**The input**:
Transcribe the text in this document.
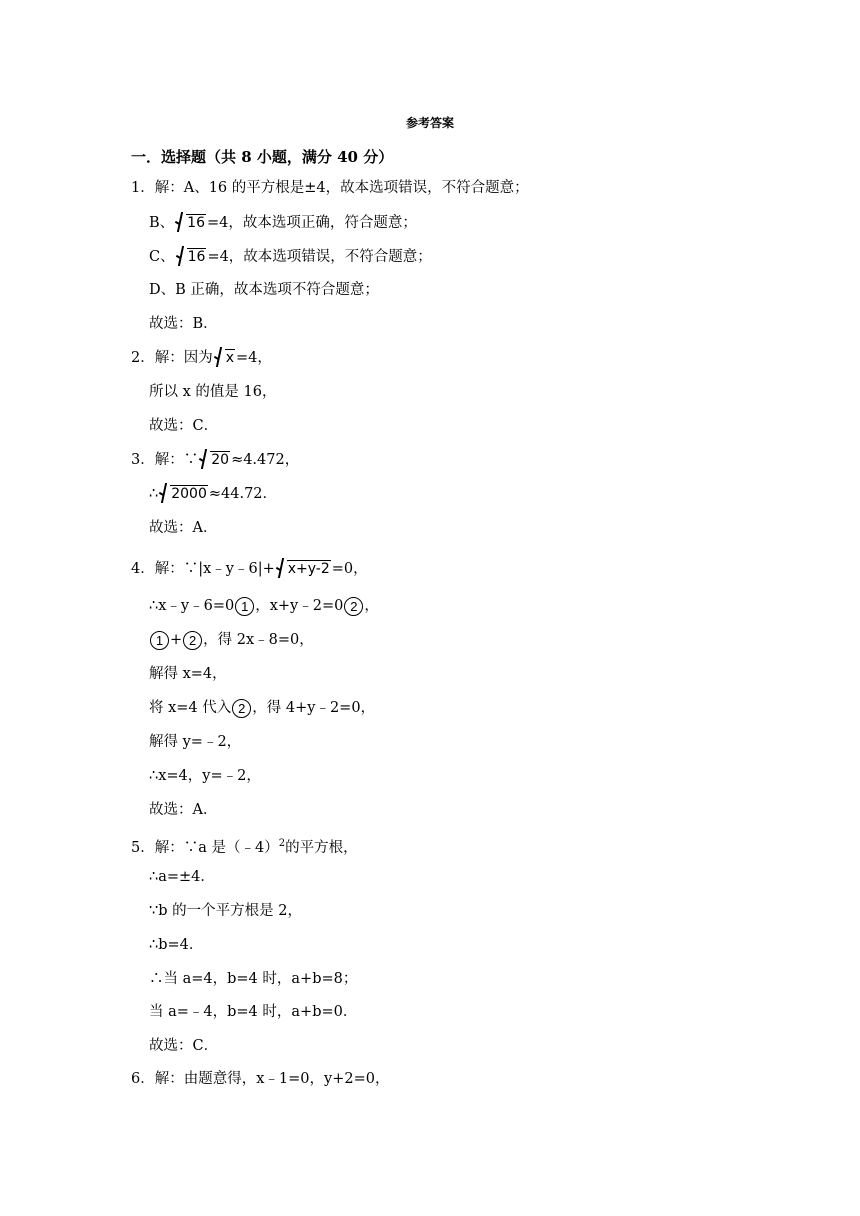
参考答案
一．选择题（共 8 小题，满分 40 分）
1．解：A、16 的平方根是±4，故本选项错误，不符合题意；
B、 16 =4，故本选项正确，符合题意；
C、 16 =4，故本选项错误，不符合题意；
D、B 正确，故本选项不符合题意；
故选：B．
2．解：因为 x =4，
所以 x 的值是 16，
故选：C．
3．解：∵ 20 ≈4.472，
∴ 2000 ≈44.72．
故选：A．
4．解：∵|x﹣y﹣6|+ x+y-2 =0，
∴x﹣y﹣6=0 1 ，x+y﹣2=0 2 ，
1 + 2 ，得 2x﹣8=0，
解得 x=4，
将 x=4 代入 2 ，得 4+y﹣2=0，
解得 y=﹣2，
∴x=4，y=﹣2，
故选：A．
5．解：∵a 是（﹣4）$^2$的平方根，
∴a=±4．
∵b 的一个平方根是 2，
∴b=4．
∴当 a=4，b=4 时，a+b=8；
当 a=﹣4，b=4 时，a+b=0．
故选：C．
6．解：由题意得，x﹣1=0，y+2=0，
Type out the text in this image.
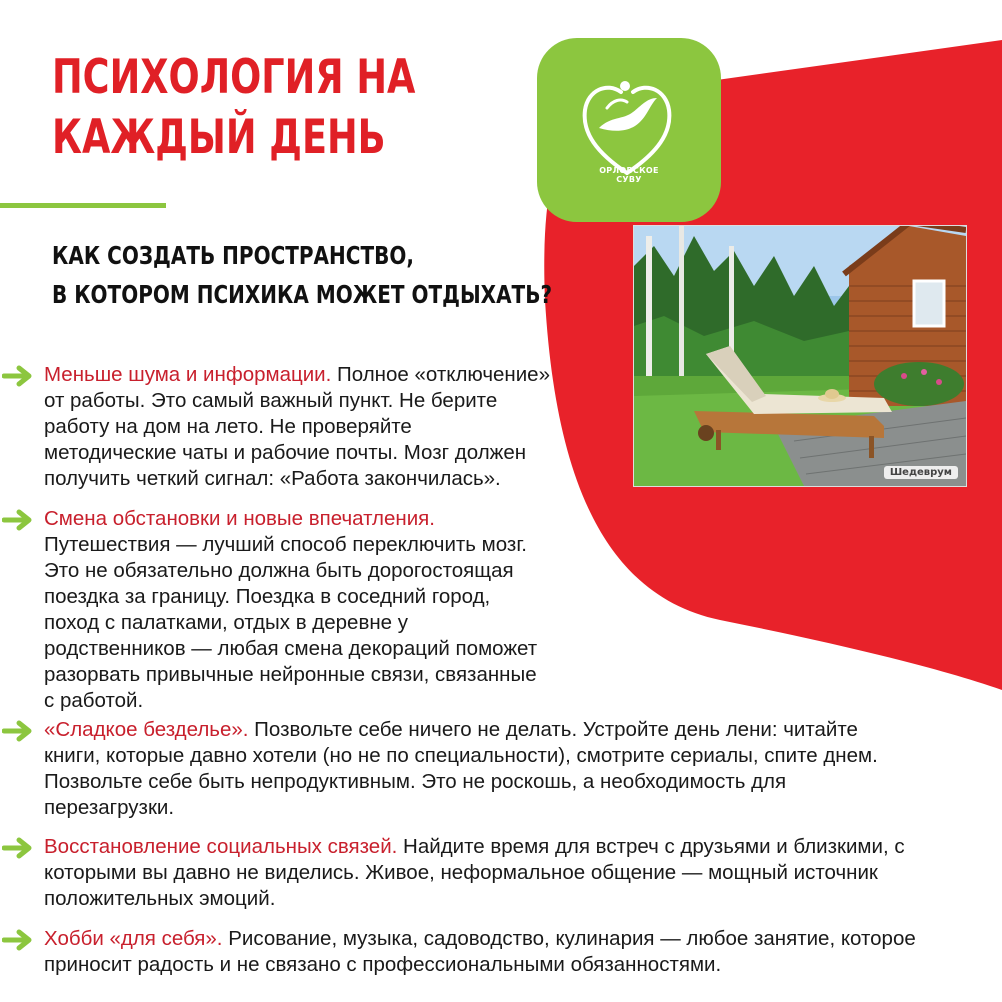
ОРЛОВСКОЕ
СУВУ
ПСИХОЛОГИЯ НА
КАЖДЫЙ ДЕНЬ
КАК СОЗДАТЬ ПРОСТРАНСТВО,
В КОТОРОМ ПСИХИКА МОЖЕТ ОТДЫХАТЬ?
Шедеврум

Меньше шума и информации. Полное «отключение»
от работы. Это самый важный пункт. Не берите
работу на дом на лето. Не проверяйте
методические чаты и рабочие почты. Мозг должен
получить четкий сигнал: «Работа закончилась».

Смена обстановки и новые впечатления.
Путешествия — лучший способ переключить мозг.
Это не обязательно должна быть дорогостоящая
поездка за границу. Поездка в соседний город,
поход с палатками, отдых в деревне у
родственников — любая смена декораций поможет
разорвать привычные нейронные связи, связанные
с работой.

«Сладкое безделье». Позвольте себе ничего не делать. Устройте день лени: читайте
книги, которые давно хотели (но не по специальности), смотрите сериалы, спите днем.
Позвольте себе быть непродуктивным. Это не роскошь, а необходимость для
перезагрузки.

Восстановление социальных связей. Найдите время для встреч с друзьями и близкими, с
которыми вы давно не виделись. Живое, неформальное общение — мощный источник
положительных эмоций.

Хобби «для себя». Рисование, музыка, садоводство, кулинария — любое занятие, которое
приносит радость и не связано с профессиональными обязанностями.
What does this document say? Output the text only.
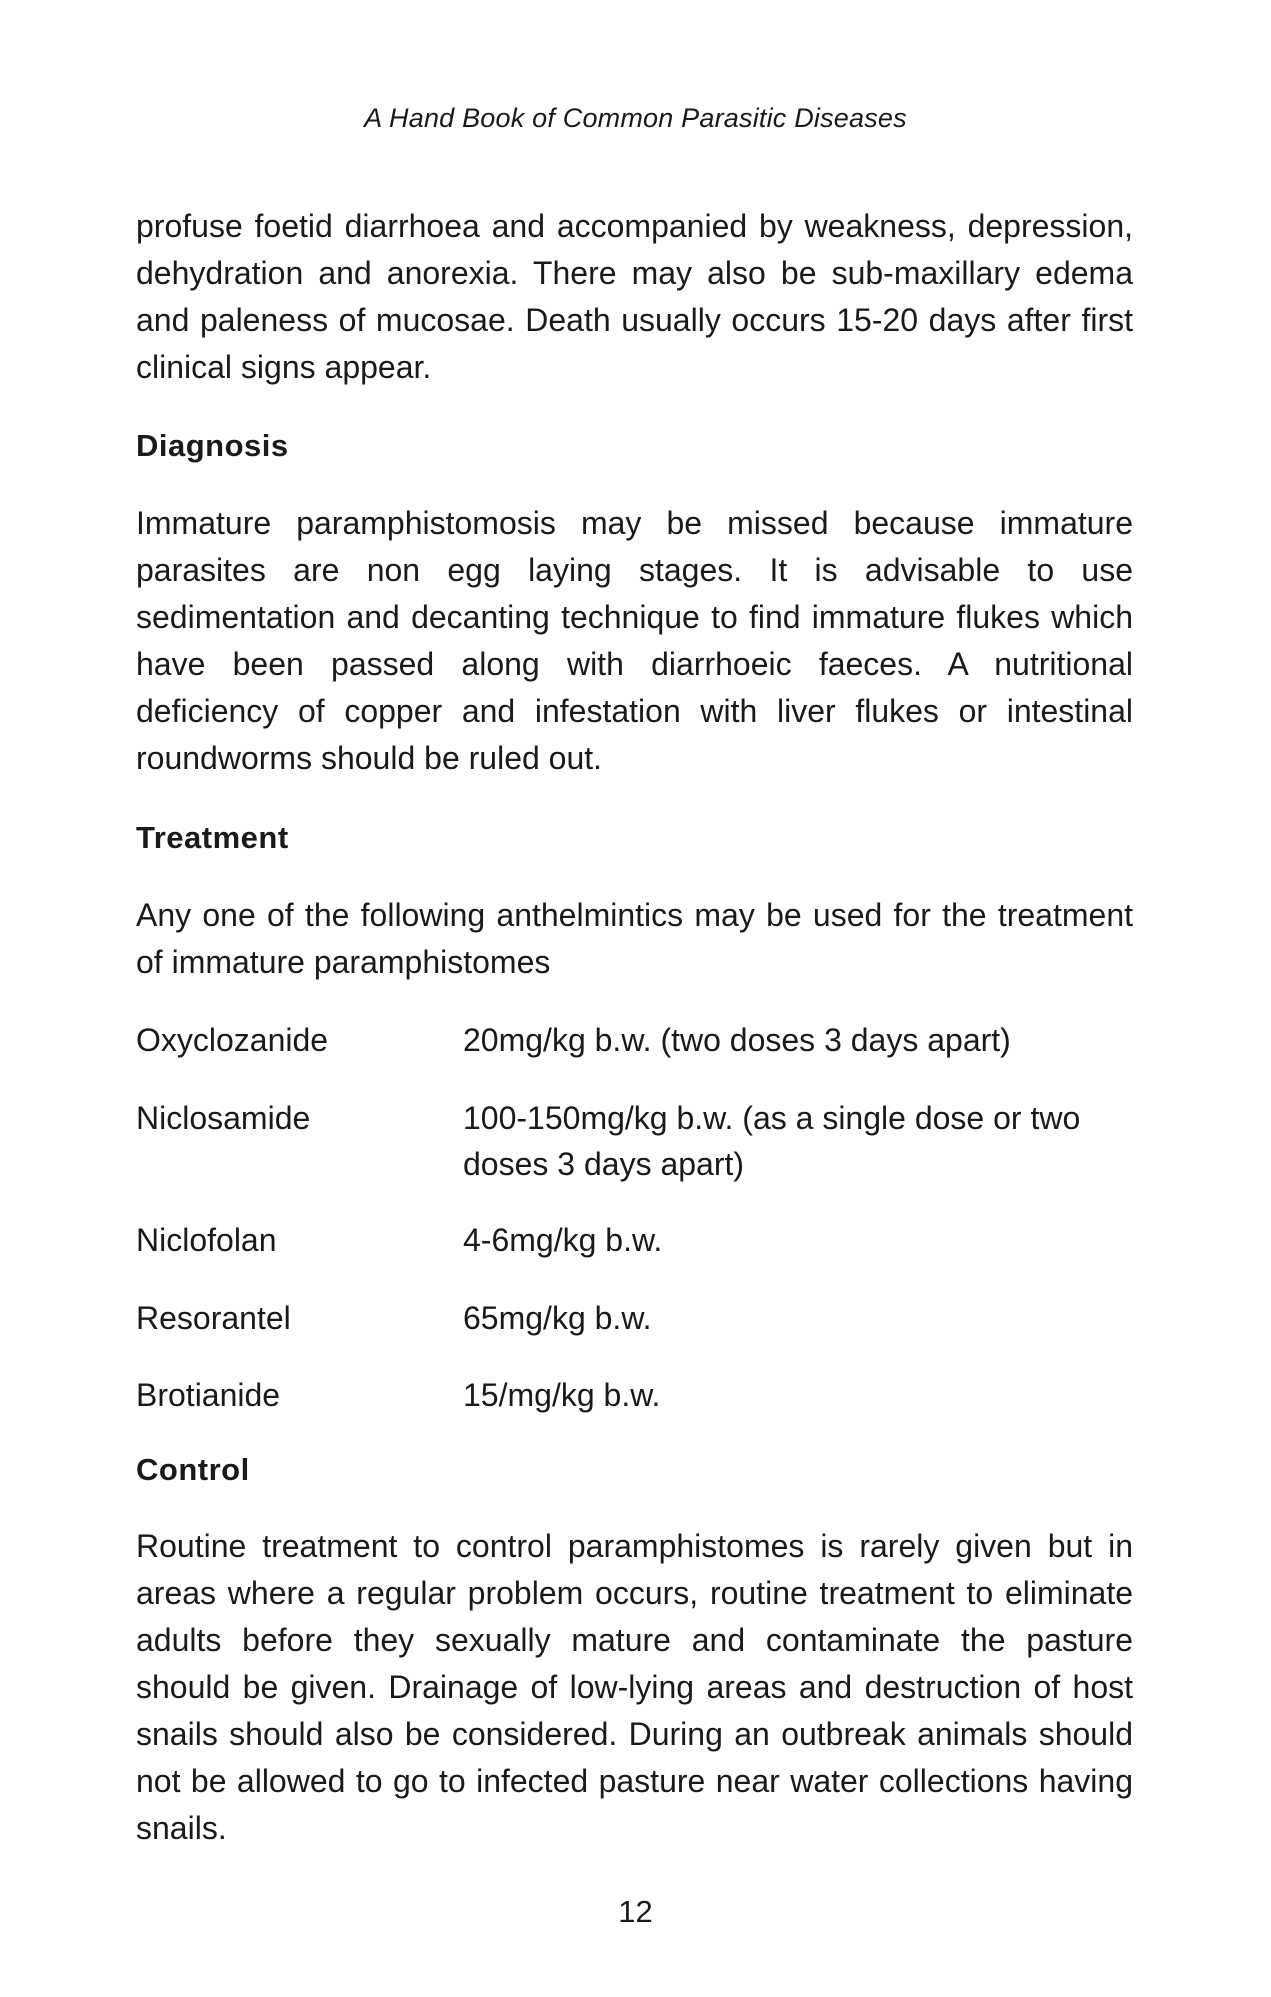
A Hand Book of Common Parasitic Diseases
profuse foetid diarrhoea and accompanied by weakness, depression, dehydration and anorexia. There may also be sub-maxillary edema and paleness of mucosae. Death usually occurs 15-20 days after first clinical signs appear.
Diagnosis
Immature paramphistomosis may be missed because immature parasites are non egg laying stages. It is advisable to use sedimentation and decanting technique to find immature flukes which have been passed along with diarrhoeic faeces. A nutritional deficiency of copper and infestation with liver flukes or intestinal roundworms should be ruled out.
Treatment
Any one of the following anthelmintics may be used for the treatment of immature paramphistomes
Oxyclozanide	20mg/kg b.w. (two doses 3 days apart)
Niclosamide	100-150mg/kg b.w. (as a single dose or two doses 3 days apart)
Niclofolan	4-6mg/kg b.w.
Resorantel	65mg/kg b.w.
Brotianide	15/mg/kg b.w.
Control
Routine treatment to control paramphistomes is rarely given but in areas where a regular problem occurs, routine treatment to eliminate adults before they sexually mature and contaminate the pasture should be given. Drainage of low-lying areas and destruction of host snails should also be considered. During an outbreak animals should not be allowed to go to infected pasture near water collections having snails.
12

**Exercise goal**:
In this exercise, set down all of the data exactly, without the pictures.

**Answer to this task**:
Transcribe the text in this document.
参考答案
一．选择题（共 8 小题，满分 40 分）
1．解：A、16 的平方根是±4，故本选项错误，不符合题意；
B、 16 =4，故本选项正确，符合题意；
C、 16 =4，故本选项错误，不符合题意；
D、B 正确，故本选项不符合题意；
故选：B．
2．解：因为 x =4，
所以 x 的值是 16，
故选：C．
3．解：∵ 20 ≈4.472，
∴ 2000 ≈44.72．
故选：A．
4．解：∵|x﹣y﹣6|+ x+y-2 =0，
∴x﹣y﹣6=0 1 ，x+y﹣2=0 2 ，
1 + 2 ，得 2x﹣8=0，
解得 x=4，
将 x=4 代入 2 ，得 4+y﹣2=0，
解得 y=﹣2，
∴x=4，y=﹣2，
故选：A．
5．解：∵a 是（﹣4）$^2$的平方根，
∴a=±4．
∵b 的一个平方根是 2，
∴b=4．
∴当 a=4，b=4 时，a+b=8；
当 a=﹣4，b=4 时，a+b=0．
故选：C．
6．解：由题意得，x﹣1=0，y+2=0，
Type out the text in this image.
ОРЛОВСКОЕ
СУВУ
ПСИХОЛОГИЯ НА
КАЖДЫЙ ДЕНЬ
КАК СОЗДАТЬ ПРОСТРАНСТВО,
В КОТОРОМ ПСИХИКА МОЖЕТ ОТДЫХАТЬ?
Шедеврум

Меньше шума и информации. Полное «отключение»
от работы. Это самый важный пункт. Не берите
работу на дом на лето. Не проверяйте
методические чаты и рабочие почты. Мозг должен
получить четкий сигнал: «Работа закончилась».

Смена обстановки и новые впечатления.
Путешествия — лучший способ переключить мозг.
Это не обязательно должна быть дорогостоящая
поездка за границу. Поездка в соседний город,
поход с палатками, отдых в деревне у
родственников — любая смена декораций поможет
разорвать привычные нейронные связи, связанные
с работой.

«Сладкое безделье». Позвольте себе ничего не делать. Устройте день лени: читайте
книги, которые давно хотели (но не по специальности), смотрите сериалы, спите днем.
Позвольте себе быть непродуктивным. Это не роскошь, а необходимость для
перезагрузки.

Восстановление социальных связей. Найдите время для встреч с друзьями и близкими, с
которыми вы давно не виделись. Живое, неформальное общение — мощный источник
положительных эмоций.

Хобби «для себя». Рисование, музыка, садоводство, кулинария — любое занятие, которое
приносит радость и не связано с профессиональными обязанностями.
What does this document say? Output the text only.
A Hand Book of Common Parasitic Diseases
profuse foetid diarrhoea and accompanied by weakness, depression, dehydration and anorexia. There may also be sub-maxillary edema and paleness of mucosae. Death usually occurs 15-20 days after first clinical signs appear.
Diagnosis
Immature paramphistomosis may be missed because immature parasites are non egg laying stages. It is advisable to use sedimentation and decanting technique to find immature flukes which have been passed along with diarrhoeic faeces. A nutritional deficiency of copper and infestation with liver flukes or intestinal roundworms should be ruled out.
Treatment
Any one of the following anthelmintics may be used for the treatment of immature paramphistomes
Oxyclozanide	20mg/kg b.w. (two doses 3 days apart)
Niclosamide	100-150mg/kg b.w. (as a single dose or two doses 3 days apart)
Niclofolan	4-6mg/kg b.w.
Resorantel	65mg/kg b.w.
Brotianide	15/mg/kg b.w.
Control
Routine treatment to control paramphistomes is rarely given but in areas where a regular problem occurs, routine treatment to eliminate adults before they sexually mature and contaminate the pasture should be given. Drainage of low-lying areas and destruction of host snails should also be considered. During an outbreak animals should not be allowed to go to infected pasture near water collections having snails.
12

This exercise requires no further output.